[What you need to do]
Reproduce the records below exactly, leaving out any pictures.

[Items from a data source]

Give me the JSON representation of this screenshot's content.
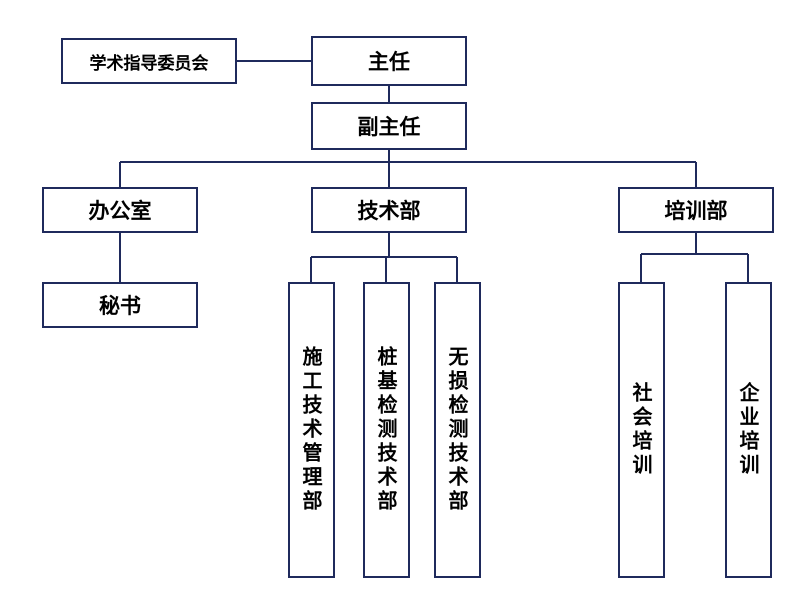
{
  "org_chart": {
    "advisory": "学术指导委员会",
    "director": "主任",
    "deputy": "副主任",
    "departments": {
      "office": "办公室",
      "tech": "技术部",
      "training": "培训部"
    },
    "office_units": {
      "secretary": "秘书"
    },
    "tech_units": {
      "construction": "施工技术管理部",
      "pile": "桩基检测技术部",
      "ndt": "无损检测技术部"
    },
    "training_units": {
      "social": "社会培训",
      "enterprise": "企业培训"
    }
  },
  "colors": {
    "border": "#1f2a5c",
    "line": "#1f2a5c",
    "text": "#000000",
    "background": "#ffffff"
  }
}
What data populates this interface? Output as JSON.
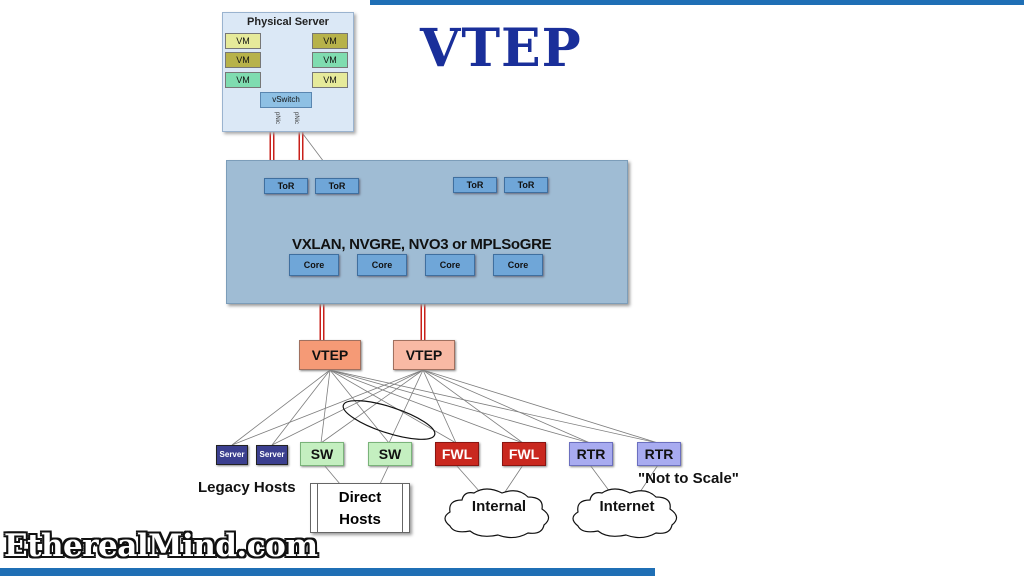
{
  "title": "VTEP",
  "physical_server": {
    "title": "Physical  Server",
    "vms_left": [
      "VM",
      "VM",
      "VM"
    ],
    "vms_right": [
      "VM",
      "VM",
      "VM"
    ],
    "vswitch": "vSwitch",
    "nic_labels": [
      "pNic",
      "pNic"
    ]
  },
  "fabric": {
    "label": "VXLAN, NVGRE, NVO3 or MPLSoGRE",
    "tor": [
      "ToR",
      "ToR",
      "ToR",
      "ToR"
    ],
    "core": [
      "Core",
      "Core",
      "Core",
      "Core"
    ]
  },
  "vteps": [
    "VTEP",
    "VTEP"
  ],
  "leaves": {
    "servers": [
      "Server",
      "Server"
    ],
    "sw": [
      "SW",
      "SW"
    ],
    "fwl": [
      "FWL",
      "FWL"
    ],
    "rtr": [
      "RTR",
      "RTR"
    ]
  },
  "labels": {
    "legacy_hosts": "Legacy Hosts",
    "direct_hosts_line1": "Direct",
    "direct_hosts_line2": "Hosts",
    "internal": "Internal",
    "internet": "Internet",
    "not_to_scale": "\"Not to Scale\""
  },
  "branding": {
    "logo_text": "EtherealMind.com"
  },
  "colors": {
    "accent_bar": "#1f6fb5",
    "title": "#1a2f9a",
    "vtep_left": "#f59a76",
    "vtep_right": "#f8b9a4"
  }
}
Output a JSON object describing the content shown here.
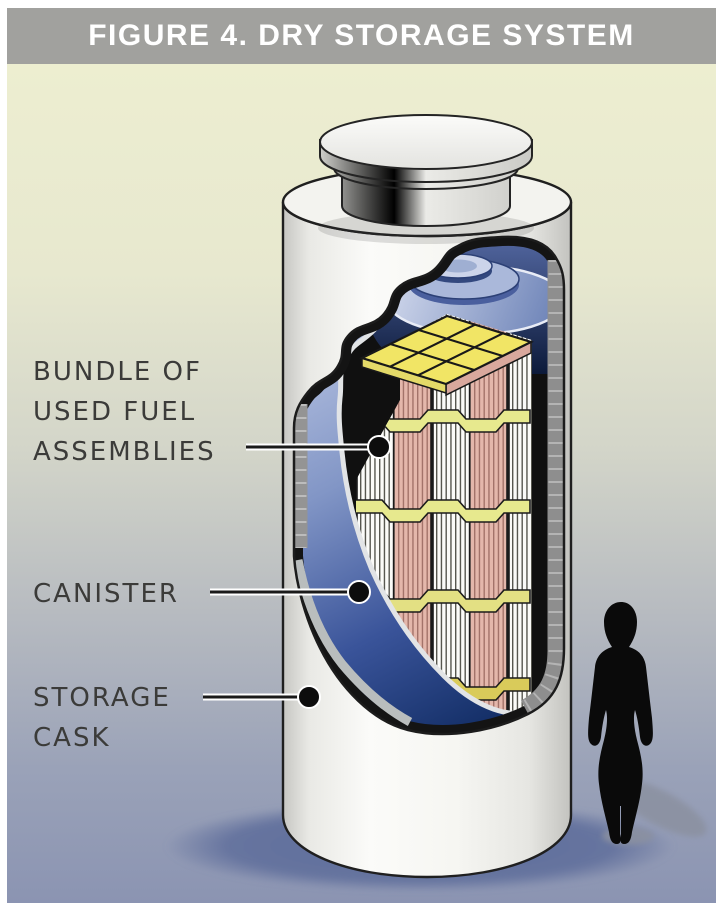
{
  "figure": {
    "title": "FIGURE 4. DRY STORAGE SYSTEM"
  },
  "labels": {
    "bundle_line1": "BUNDLE OF",
    "bundle_line2": "USED FUEL",
    "bundle_line3": "ASSEMBLIES",
    "canister": "CANISTER",
    "cask_line1": "STORAGE",
    "cask_line2": "CASK"
  },
  "scene": {
    "components": [
      "storage-cask-with-lid",
      "cutaway-opening",
      "canister",
      "bundle-of-used-fuel-assemblies",
      "human-figure-for-scale"
    ]
  },
  "colors": {
    "title_bar": "#a1a19e",
    "title_text": "#ffffff",
    "label_text": "#3b3b39",
    "background_top": "#edeed0",
    "background_bottom": "#8b94b2",
    "cask_white": "#f7f7f3",
    "canister_blue_light": "#c3cde8",
    "canister_blue_dark": "#132e66",
    "fuel_pink": "#e4b7ab",
    "fuel_yellow_top": "#f1e565",
    "spacer_band_yellow": "#e7e98e",
    "cut_edge_gray": "#8e8e8e",
    "silhouette_black": "#0a0a0a"
  }
}
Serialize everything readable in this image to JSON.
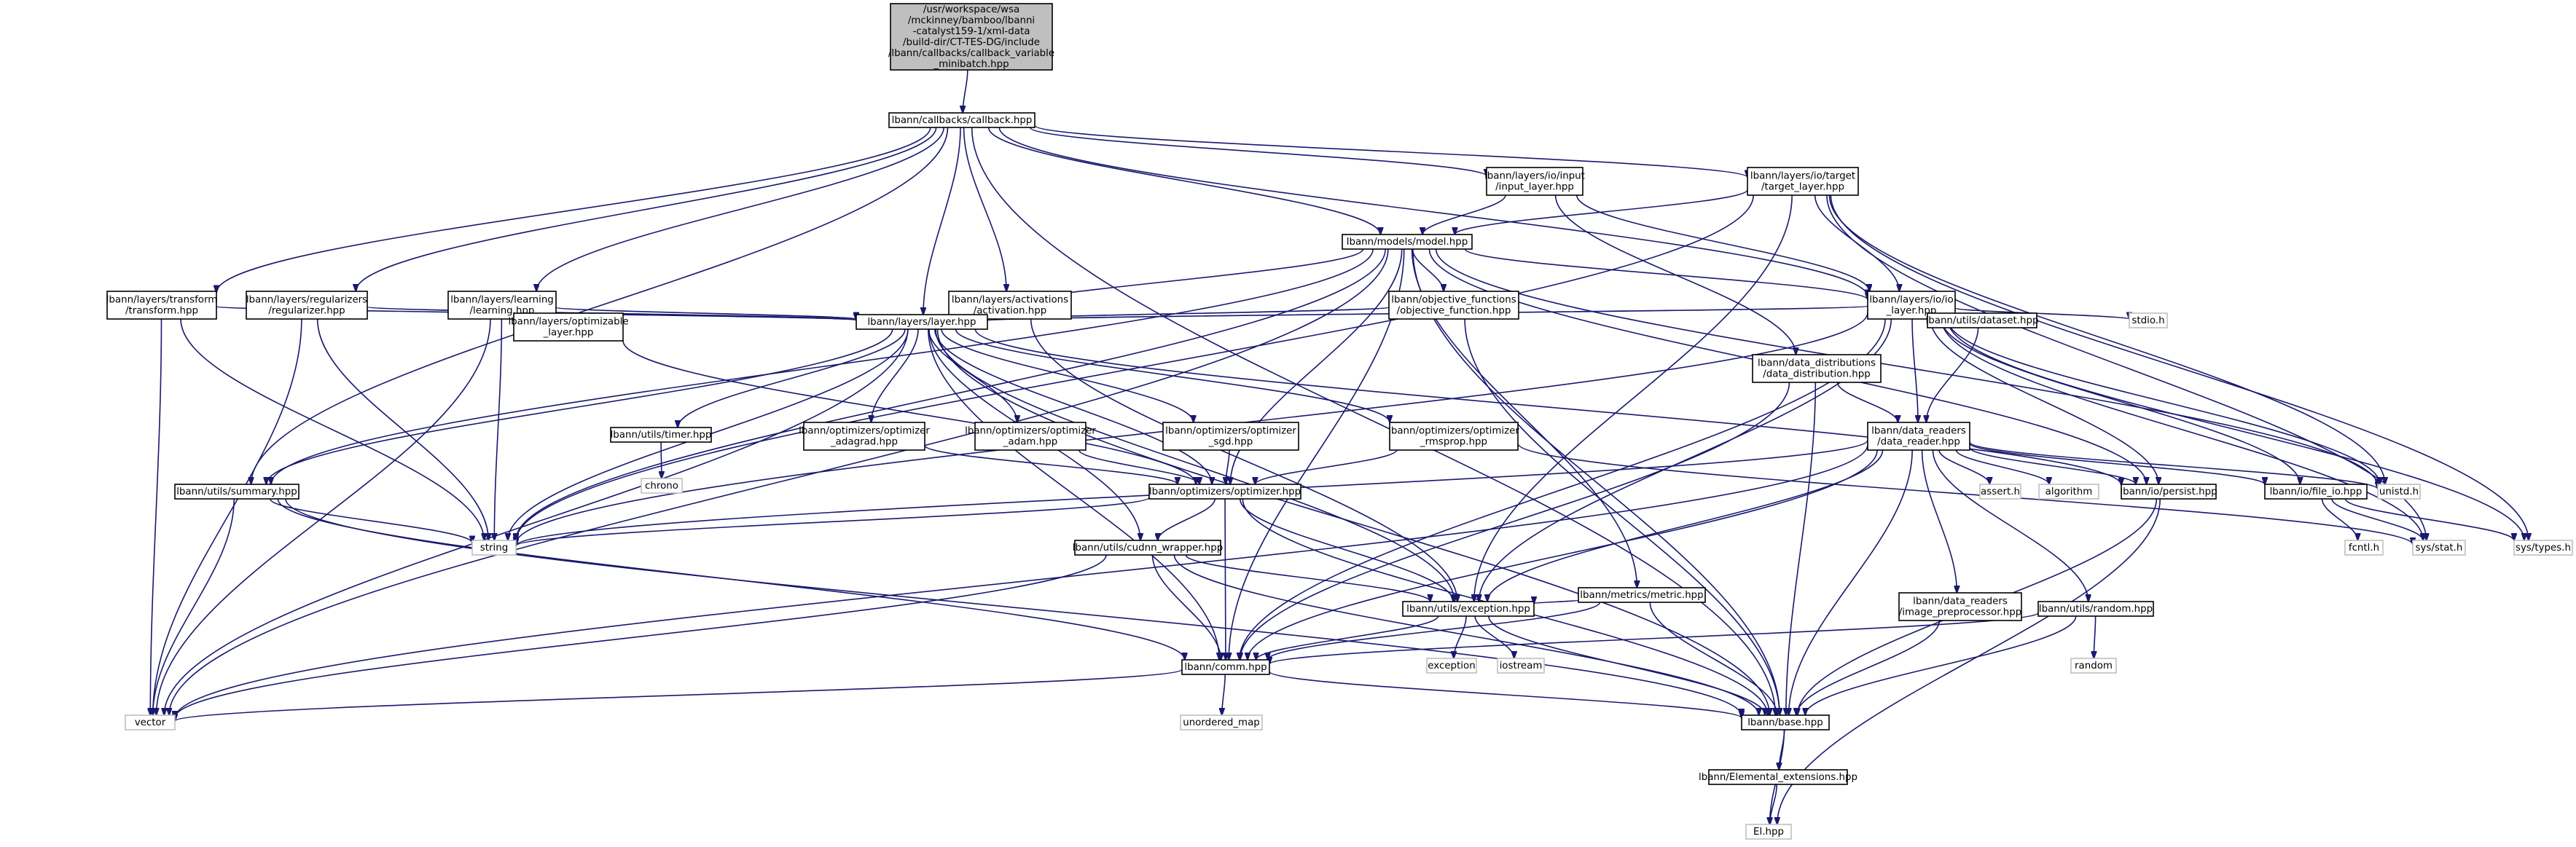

[Result]
Give me the JSON representation of this screenshot's content.
{
  "org_chart": {
    "advisory": "学术指导委员会",
    "director": "主任",
    "deputy": "副主任",
    "departments": {
      "office": "办公室",
      "tech": "技术部",
      "training": "培训部"
    },
    "office_units": {
      "secretary": "秘书"
    },
    "tech_units": {
      "construction": "施工技术管理部",
      "pile": "桩基检测技术部",
      "ndt": "无损检测技术部"
    },
    "training_units": {
      "social": "社会培训",
      "enterprise": "企业培训"
    }
  },
  "colors": {
    "border": "#1f2a5c",
    "line": "#1f2a5c",
    "text": "#000000",
    "background": "#ffffff"
  }
}
What data populates this interface? Output as JSON.
{
  "title": "VTEP",
  "physical_server": {
    "title": "Physical  Server",
    "vms_left": [
      "VM",
      "VM",
      "VM"
    ],
    "vms_right": [
      "VM",
      "VM",
      "VM"
    ],
    "vswitch": "vSwitch",
    "nic_labels": [
      "pNic",
      "pNic"
    ]
  },
  "fabric": {
    "label": "VXLAN, NVGRE, NVO3 or MPLSoGRE",
    "tor": [
      "ToR",
      "ToR",
      "ToR",
      "ToR"
    ],
    "core": [
      "Core",
      "Core",
      "Core",
      "Core"
    ]
  },
  "vteps": [
    "VTEP",
    "VTEP"
  ],
  "leaves": {
    "servers": [
      "Server",
      "Server"
    ],
    "sw": [
      "SW",
      "SW"
    ],
    "fwl": [
      "FWL",
      "FWL"
    ],
    "rtr": [
      "RTR",
      "RTR"
    ]
  },
  "labels": {
    "legacy_hosts": "Legacy Hosts",
    "direct_hosts_line1": "Direct",
    "direct_hosts_line2": "Hosts",
    "internal": "Internal",
    "internet": "Internet",
    "not_to_scale": "\"Not to Scale\""
  },
  "branding": {
    "logo_text": "EtherealMind.com"
  },
  "colors": {
    "accent_bar": "#1f6fb5",
    "title": "#1a2f9a",
    "vtep_left": "#f59a76",
    "vtep_right": "#f8b9a4"
  }
}
Output a JSON object describing the content shown here.
{
  "figure": {
    "title": "FIGURE 4. DRY STORAGE SYSTEM"
  },
  "labels": {
    "bundle_line1": "BUNDLE OF",
    "bundle_line2": "USED FUEL",
    "bundle_line3": "ASSEMBLIES",
    "canister": "CANISTER",
    "cask_line1": "STORAGE",
    "cask_line2": "CASK"
  },
  "scene": {
    "components": [
      "storage-cask-with-lid",
      "cutaway-opening",
      "canister",
      "bundle-of-used-fuel-assemblies",
      "human-figure-for-scale"
    ]
  },
  "colors": {
    "title_bar": "#a1a19e",
    "title_text": "#ffffff",
    "label_text": "#3b3b39",
    "background_top": "#edeed0",
    "background_bottom": "#8b94b2",
    "cask_white": "#f7f7f3",
    "canister_blue_light": "#c3cde8",
    "canister_blue_dark": "#132e66",
    "fuel_pink": "#e4b7ab",
    "fuel_yellow_top": "#f1e565",
    "spacer_band_yellow": "#e7e98e",
    "cut_edge_gray": "#8e8e8e",
    "silhouette_black": "#0a0a0a"
  }
}
Serialize everything readable in this image to JSON.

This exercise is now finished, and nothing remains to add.